REQUIRED TASK
Retype every line of the rows below without changing anything, and leave the pictures out of your answer.

(Image-based layout entries)

________________________

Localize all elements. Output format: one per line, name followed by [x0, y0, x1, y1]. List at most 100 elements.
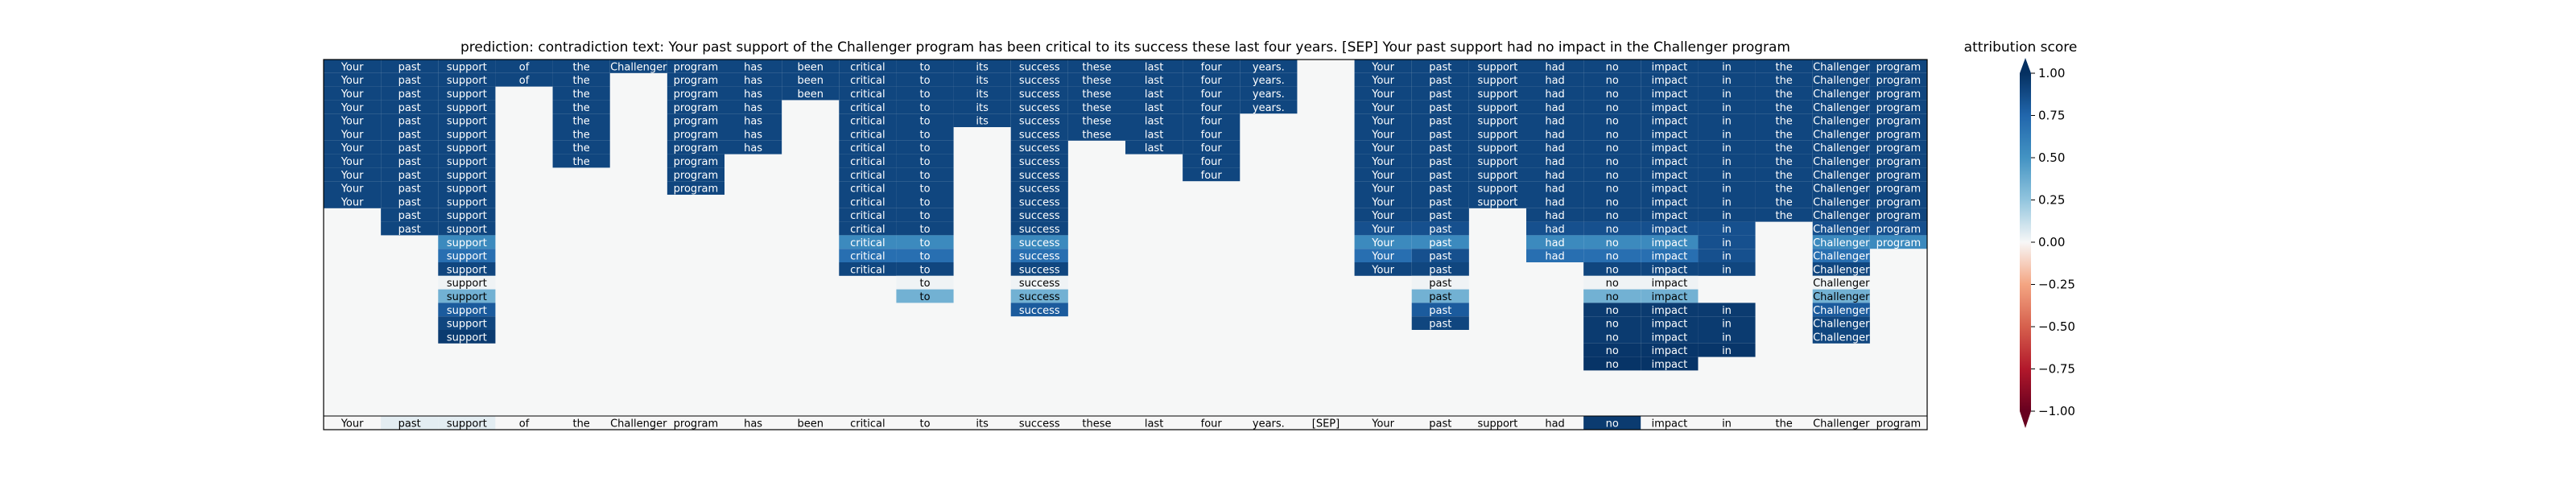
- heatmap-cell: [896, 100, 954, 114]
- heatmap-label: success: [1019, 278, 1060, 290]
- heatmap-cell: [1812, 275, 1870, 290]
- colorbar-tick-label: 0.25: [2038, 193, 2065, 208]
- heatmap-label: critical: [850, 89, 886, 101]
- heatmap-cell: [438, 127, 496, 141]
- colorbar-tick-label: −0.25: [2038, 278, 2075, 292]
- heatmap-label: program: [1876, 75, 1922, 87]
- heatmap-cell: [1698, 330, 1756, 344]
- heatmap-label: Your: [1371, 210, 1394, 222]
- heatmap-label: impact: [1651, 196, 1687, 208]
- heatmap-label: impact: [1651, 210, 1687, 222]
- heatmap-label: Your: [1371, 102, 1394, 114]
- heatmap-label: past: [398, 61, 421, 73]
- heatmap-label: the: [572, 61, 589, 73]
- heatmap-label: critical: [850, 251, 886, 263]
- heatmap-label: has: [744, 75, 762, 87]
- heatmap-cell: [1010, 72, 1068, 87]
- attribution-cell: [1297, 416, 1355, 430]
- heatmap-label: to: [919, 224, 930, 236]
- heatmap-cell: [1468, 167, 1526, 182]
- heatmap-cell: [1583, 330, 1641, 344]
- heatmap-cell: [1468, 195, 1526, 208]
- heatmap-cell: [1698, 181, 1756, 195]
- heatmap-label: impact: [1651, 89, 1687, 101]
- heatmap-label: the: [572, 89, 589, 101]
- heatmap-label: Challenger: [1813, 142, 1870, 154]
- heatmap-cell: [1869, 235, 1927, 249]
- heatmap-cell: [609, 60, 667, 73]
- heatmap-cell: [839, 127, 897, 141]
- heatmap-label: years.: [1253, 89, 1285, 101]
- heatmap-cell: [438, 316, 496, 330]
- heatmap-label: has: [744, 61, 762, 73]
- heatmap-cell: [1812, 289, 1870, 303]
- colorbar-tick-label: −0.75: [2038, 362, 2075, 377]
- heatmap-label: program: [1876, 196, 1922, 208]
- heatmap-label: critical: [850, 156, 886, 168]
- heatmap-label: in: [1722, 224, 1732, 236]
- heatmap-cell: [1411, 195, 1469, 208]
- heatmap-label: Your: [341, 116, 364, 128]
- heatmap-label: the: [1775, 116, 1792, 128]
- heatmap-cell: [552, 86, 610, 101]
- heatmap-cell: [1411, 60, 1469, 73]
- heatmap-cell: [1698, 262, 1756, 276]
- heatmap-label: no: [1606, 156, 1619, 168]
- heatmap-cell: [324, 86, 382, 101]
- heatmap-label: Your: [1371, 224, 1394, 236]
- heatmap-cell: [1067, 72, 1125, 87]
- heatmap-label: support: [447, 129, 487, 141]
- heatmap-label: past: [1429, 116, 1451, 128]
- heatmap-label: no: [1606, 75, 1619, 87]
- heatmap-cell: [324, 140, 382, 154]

________________________

THE RESPONSE
Localize all elements. Output format: one per line, name followed by [x0, y0, x1, y1]. List at most 100 elements.
- heatmap-cell: [896, 100, 954, 114]
- heatmap-label: success: [1019, 278, 1060, 290]
- heatmap-cell: [1812, 275, 1870, 290]
- colorbar-tick-label: 0.25: [2038, 193, 2065, 208]
- heatmap-label: critical: [850, 89, 886, 101]
- heatmap-cell: [438, 127, 496, 141]
- colorbar-tick-label: −0.25: [2038, 278, 2075, 292]
- heatmap-label: program: [1876, 75, 1922, 87]
- heatmap-cell: [1698, 330, 1756, 344]
- heatmap-label: Your: [1371, 210, 1394, 222]
- heatmap-label: impact: [1651, 196, 1687, 208]
- heatmap-label: impact: [1651, 210, 1687, 222]
- heatmap-label: Your: [1371, 102, 1394, 114]
- heatmap-label: past: [398, 61, 421, 73]
- heatmap-label: the: [572, 61, 589, 73]
- heatmap-label: critical: [850, 251, 886, 263]
- heatmap-label: has: [744, 75, 762, 87]
- heatmap-cell: [1010, 72, 1068, 87]
- attribution-cell: [1297, 416, 1355, 430]
- heatmap-label: to: [919, 224, 930, 236]
- heatmap-cell: [1468, 167, 1526, 182]
- heatmap-cell: [1583, 330, 1641, 344]
- heatmap-cell: [1468, 195, 1526, 208]
- heatmap-cell: [1698, 181, 1756, 195]
- heatmap-label: impact: [1651, 89, 1687, 101]
- heatmap-label: the: [572, 89, 589, 101]
- heatmap-label: Challenger: [1813, 142, 1870, 154]
- heatmap-cell: [1869, 235, 1927, 249]
- heatmap-cell: [609, 60, 667, 73]
- heatmap-cell: [839, 127, 897, 141]
- heatmap-label: years.: [1253, 89, 1285, 101]
- heatmap-cell: [438, 316, 496, 330]
- heatmap-label: has: [744, 61, 762, 73]
- heatmap-cell: [1812, 289, 1870, 303]
- colorbar-tick-label: −0.75: [2038, 362, 2075, 377]
- heatmap-label: program: [1876, 196, 1922, 208]
- heatmap-label: critical: [850, 156, 886, 168]
- heatmap-label: in: [1722, 224, 1732, 236]
- heatmap-cell: [1411, 195, 1469, 208]
- heatmap-label: Your: [341, 116, 364, 128]
- heatmap-label: the: [1775, 116, 1792, 128]
- heatmap-cell: [552, 86, 610, 101]
- heatmap-cell: [1411, 60, 1469, 73]
- heatmap-cell: [1698, 262, 1756, 276]
- heatmap-label: no: [1606, 156, 1619, 168]
- heatmap-cell: [324, 86, 382, 101]
- heatmap-label: Your: [1371, 224, 1394, 236]
- heatmap-cell: [1067, 72, 1125, 87]
- heatmap-label: support: [447, 129, 487, 141]
- heatmap-label: past: [1429, 116, 1451, 128]
- heatmap-label: no: [1606, 75, 1619, 87]
- heatmap-cell: [324, 140, 382, 154]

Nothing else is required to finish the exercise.